▶ [AIM OF THE TASK] Which lines hold the word "αξιολόγησης"? Copy each one.

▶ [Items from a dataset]

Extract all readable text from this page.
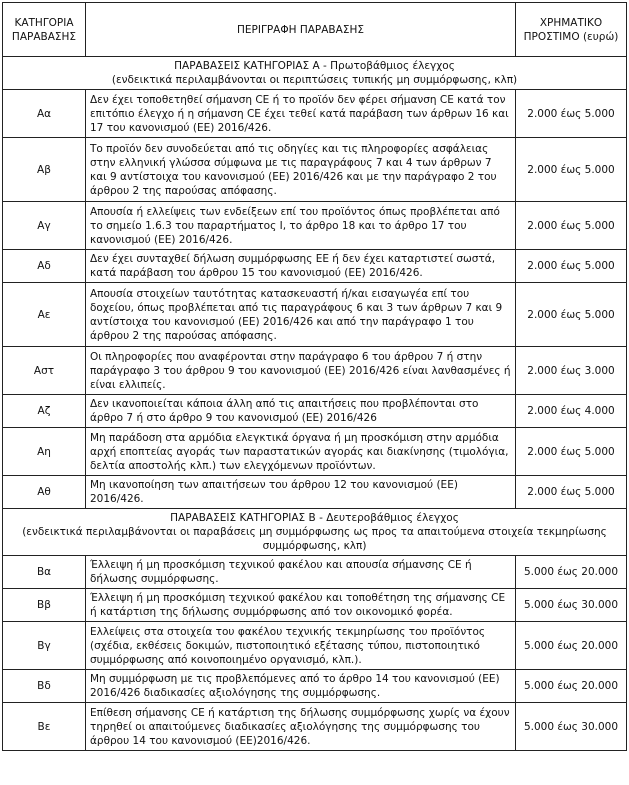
ΚΑΤΗΓΟΡΙΑ ΠΑΡΑΒΑΣΗΣ	ΠΕΡΙΓΡΑΦΗ ΠΑΡΑΒΑΣΗΣ	ΧΡΗΜΑΤΙΚΟ ΠΡΟΣΤΙΜΟ (ευρώ)

ΠΑΡΑΒΑΣΕΙΣ ΚΑΤΗΓΟΡΙΑΣ Α - Πρωτοβάθμιος έλεγχος
(ενδεικτικά περιλαμβάνονται οι περιπτώσεις τυπικής μη συμμόρφωσης, κλπ)		

Αα	Δεν έχει τοποθετηθεί σήμανση CE ή το προϊόν δεν φέρει σήμανση CE κατά τον επιτόπιο έλεγχο ή η σήμανση CE έχει τεθεί κατά παράβαση των άρθρων 16 και 17 του κανονισμού (ΕΕ) 2016/426.	2.000 έως 5.000
Αβ	Το προϊόν δεν συνοδεύεται από τις οδηγίες και τις πληροφορίες ασφάλειας στην ελληνική γλώσσα σύμφωνα με τις παραγράφους 7 και 4 των άρθρων 7 και 9 αντίστοιχα του κανονισμού (ΕΕ) 2016/426 και με την παράγραφο 2 του άρθρου 2 της παρούσας απόφασης.	2.000 έως 5.000
Αγ	Απουσία ή ελλείψεις των ενδείξεων επί του προϊόντος όπως προβλέπεται από το σημείο 1.6.3 του παραρτήματος Ι, το άρθρο 18 και το άρθρο 17 του κανονισμού (ΕΕ) 2016/426.	2.000 έως 5.000
Αδ	Δεν έχει συνταχθεί δήλωση συμμόρφωσης ΕΕ ή δεν έχει καταρτιστεί σωστά, κατά παράβαση του άρθρου 15 του κανονισμού (ΕΕ) 2016/426.	2.000 έως 5.000
Αε	Απουσία στοιχείων ταυτότητας κατασκευαστή ή/και εισαγωγέα επί του δοχείου, όπως προβλέπεται από τις παραγράφους 6 και 3 των άρθρων 7 και 9 αντίστοιχα του κανονισμού (ΕΕ) 2016/426 και από την παράγραφο 1 του άρθρου 2 της παρούσας απόφασης.	2.000 έως 5.000
Αστ	Οι πληροφορίες που αναφέρονται στην παράγραφο 6 του άρθρου 7 ή στην παράγραφο 3 του άρθρου 9 του κανονισμού (ΕΕ) 2016/426 είναι λανθασμένες ή είναι ελλιπείς.	2.000 έως 3.000
Αζ	Δεν ικανοποιείται κάποια άλλη από τις απαιτήσεις που προβλέπονται στο άρθρο 7 ή στο άρθρο 9 του κανονισμού (ΕΕ) 2016/426	2.000 έως 4.000
Αη	Μη παράδοση στα αρμόδια ελεγκτικά όργανα ή μη προσκόμιση στην αρμόδια αρχή εποπτείας αγοράς των παραστατικών αγοράς και διακίνησης (τιμολόγια, δελτία αποστολής κλπ.) των ελεγχόμενων προϊόντων.	2.000 έως 5.000
Αθ	Μη ικανοποίηση των απαιτήσεων του άρθρου 12 του κανονισμού (ΕΕ) 2016/426.	2.000 έως 5.000

ΠΑΡΑΒΑΣΕΙΣ ΚΑΤΗΓΟΡΙΑΣ Β - Δευτεροβάθμιος έλεγχος
(ενδεικτικά περιλαμβάνονται οι παραβάσεις μη συμμόρφωσης ως προς τα απαιτούμενα στοιχεία τεκμηρίωσης συμμόρφωσης, κλπ)		

Βα	Έλλειψη ή μη προσκόμιση τεχνικού φακέλου και απουσία σήμανσης CE ή δήλωσης συμμόρφωσης.	5.000 έως 20.000
Ββ	Έλλειψη ή μη προσκόμιση τεχνικού φακέλου και τοποθέτηση της σήμανσης CE ή κατάρτιση της δήλωσης συμμόρφωσης από τον οικονομικό φορέα.	5.000 έως 30.000
Βγ	Ελλείψεις στα στοιχεία του φακέλου τεχνικής τεκμηρίωσης του προϊόντος (σχέδια, εκθέσεις δοκιμών, πιστοποιητικό εξέτασης τύπου, πιστοποιητικό συμμόρφωσης από κοινοποιημένο οργανισμό, κλπ.).	5.000 έως 20.000
Βδ	Μη συμμόρφωση με τις προβλεπόμενες από το άρθρο 14 του κανονισμού (ΕΕ) 2016/426 διαδικασίες αξιολόγησης της συμμόρφωσης.	5.000 έως 20.000
Βε	Επίθεση σήμανσης CE ή κατάρτιση της δήλωσης συμμόρφωσης χωρίς να έχουν τηρηθεί οι απαιτούμενες διαδικασίες αξιολόγησης της συμμόρφωσης του άρθρου 14 του κανονισμού (ΕΕ)2016/426.	5.000 έως 30.000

▶ [THE OUTPUT]
Βδ	Μη συμμόρφωση με τις προβλεπόμενες από το άρθρο 14 του κανονισμού (ΕΕ) 2016/426 διαδικασίες αξιολόγησης της συμμόρφωσης.	5.000 έως 20.000
Βε	Επίθεση σήμανσης CE ή κατάρτιση της δήλωσης συμμόρφωσης χωρίς να έχουν τηρηθεί οι απαιτούμενες διαδικασίες αξιολόγησης της συμμόρφωσης του άρθρου 14 του κανονισμού (ΕΕ)2016/426.	5.000 έως 30.000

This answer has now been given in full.